── DOCUMENT EXCERPT

5. Use WHERE instead of HAVING to define filters

The goal of an efficient query is to pull only the required records from the database. Per the SQL Order of Operations, HAVING statements are calculated after WHERE statements. If the intent is to filter a query based on conditions, a WHERE statement is more efficient.

For example, let’s assume 200 sales have been made in the year 2016, and we want to query for the number of sales per customer in 2016.

SELECT Customers.CustomerID, Customers.Name, Count(Sales.SalesID)
FROM Customers
   INNER JOIN Sales
   ON Customers.CustomerID = Sales.CustomerID
GROUP BY Customers.CustomerID, Customers.Name
HAVING Sales.LastSaleDate BETWEEN #1/1/2016# AND #12/31/2016#

This query would pull 1,000 sales records from the Sales table, then filter for the 200 records generated in the year 2016, and finally count the records in the dataset.

In comparison, WHERE clauses limit the number of records pulled:

SELECT Customers.CustomerID, Customers.Name, Count(Sales.SalesID)
FROM Customers
  INNER JOIN Sales
  ON Customers.CustomerID = Sales.CustomerID
WHERE Sales.LastSaleDate BETWEEN #1/1/2016# AND #12/31/2016#
GROUP BY Customers.CustomerID, Customers.Name

This query would pull the 200 records from the year 2016, and then count the records in the dataset. The first step in the HAVING clause has been completely eliminated.

HAVING should only be used when filtering on an aggregated field. In the query above, we could additionally filter for customers with greater than 5 sales using a HAVING statement.

SELECT Customers.CustomerID, Customers.Name, Count(Sales.SalesID)
FROM Customers
   INNER JOIN Sales
   ON Customers.CustomerID = Sales.CustomerID
WHERE Sales.LastSaleDate BETWEEN #1/1/2016# AND #12/31/2016#
GROUP BY Customers.CustomerID, Customers.Name
HAVING Count(Sales.SalesID) > 5

6. Use wildcards at the end of a phrase only

When searching plaintext data, such as cities or names, wildcards create the widest search possible. However, the widest search is also the most inefficient search.

When a leading wildcard is used, especially in combination with an ending wildcard, the database is tasked with searching all records for a match anywhere within the selected field.

Consider this query to pull cities beginning with ‘Char’:

SELECT City FROM Customers
WHERE City LIKE ‘%Char%’

This query will pull the expected results of Charleston, Charlotte, and Charlton. However, it will also pull unexpected results, such as Cape Charles, Crab Orchard, and Richardson.

────

According to the SQL query tips excerpt, when should HAVING be used?

── DATA PROVIDED

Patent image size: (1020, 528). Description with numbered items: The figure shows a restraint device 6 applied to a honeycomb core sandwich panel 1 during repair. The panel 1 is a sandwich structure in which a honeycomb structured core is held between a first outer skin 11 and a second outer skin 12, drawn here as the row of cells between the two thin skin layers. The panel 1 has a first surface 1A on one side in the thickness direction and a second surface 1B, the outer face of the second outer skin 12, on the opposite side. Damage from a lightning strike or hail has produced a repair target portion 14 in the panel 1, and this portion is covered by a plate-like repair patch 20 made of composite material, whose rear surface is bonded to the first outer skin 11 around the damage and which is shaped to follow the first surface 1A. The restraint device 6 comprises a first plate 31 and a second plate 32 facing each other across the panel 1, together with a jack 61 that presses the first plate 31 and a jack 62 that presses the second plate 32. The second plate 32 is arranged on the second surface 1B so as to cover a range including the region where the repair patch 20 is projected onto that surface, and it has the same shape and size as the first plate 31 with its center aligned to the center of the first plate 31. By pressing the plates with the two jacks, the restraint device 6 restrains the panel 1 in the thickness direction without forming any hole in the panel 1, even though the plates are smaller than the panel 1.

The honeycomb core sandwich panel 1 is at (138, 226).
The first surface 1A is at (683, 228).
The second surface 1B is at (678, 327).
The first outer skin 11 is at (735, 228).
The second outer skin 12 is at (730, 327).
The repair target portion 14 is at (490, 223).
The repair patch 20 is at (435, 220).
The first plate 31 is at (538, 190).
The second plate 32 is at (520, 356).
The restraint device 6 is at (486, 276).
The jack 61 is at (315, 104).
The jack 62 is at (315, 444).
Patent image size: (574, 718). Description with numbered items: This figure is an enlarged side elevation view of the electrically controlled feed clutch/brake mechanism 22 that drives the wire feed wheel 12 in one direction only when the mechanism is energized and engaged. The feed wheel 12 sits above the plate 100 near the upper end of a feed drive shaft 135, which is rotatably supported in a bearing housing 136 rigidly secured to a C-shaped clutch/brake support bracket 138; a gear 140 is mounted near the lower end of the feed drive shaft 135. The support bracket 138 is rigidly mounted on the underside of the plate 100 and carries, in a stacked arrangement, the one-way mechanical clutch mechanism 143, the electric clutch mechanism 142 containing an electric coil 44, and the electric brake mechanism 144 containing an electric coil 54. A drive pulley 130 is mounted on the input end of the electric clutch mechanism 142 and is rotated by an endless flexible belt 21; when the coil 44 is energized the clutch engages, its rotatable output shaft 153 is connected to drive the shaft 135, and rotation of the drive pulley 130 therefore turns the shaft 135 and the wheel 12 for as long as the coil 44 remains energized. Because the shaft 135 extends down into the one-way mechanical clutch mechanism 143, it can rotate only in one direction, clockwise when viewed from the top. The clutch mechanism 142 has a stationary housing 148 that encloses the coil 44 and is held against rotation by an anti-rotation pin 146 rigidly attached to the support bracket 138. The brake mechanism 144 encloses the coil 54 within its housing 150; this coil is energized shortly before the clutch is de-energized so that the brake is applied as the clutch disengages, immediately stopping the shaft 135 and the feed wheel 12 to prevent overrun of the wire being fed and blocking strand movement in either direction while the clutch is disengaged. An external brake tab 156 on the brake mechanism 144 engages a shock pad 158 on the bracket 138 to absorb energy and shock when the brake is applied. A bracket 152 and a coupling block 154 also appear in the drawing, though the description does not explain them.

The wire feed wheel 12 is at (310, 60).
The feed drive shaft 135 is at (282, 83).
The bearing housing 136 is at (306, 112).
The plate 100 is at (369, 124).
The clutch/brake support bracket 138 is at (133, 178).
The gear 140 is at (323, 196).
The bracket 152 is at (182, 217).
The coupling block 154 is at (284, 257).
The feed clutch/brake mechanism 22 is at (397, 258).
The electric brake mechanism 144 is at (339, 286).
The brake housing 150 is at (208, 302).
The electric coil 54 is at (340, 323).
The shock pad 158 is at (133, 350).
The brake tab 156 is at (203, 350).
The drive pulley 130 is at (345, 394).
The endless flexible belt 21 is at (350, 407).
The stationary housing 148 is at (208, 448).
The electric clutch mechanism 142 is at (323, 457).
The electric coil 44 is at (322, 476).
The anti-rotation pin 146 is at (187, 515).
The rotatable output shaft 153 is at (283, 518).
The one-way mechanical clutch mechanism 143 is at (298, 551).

────

• **SOLVED EXERCISE**
Only when filtering on an aggregated field.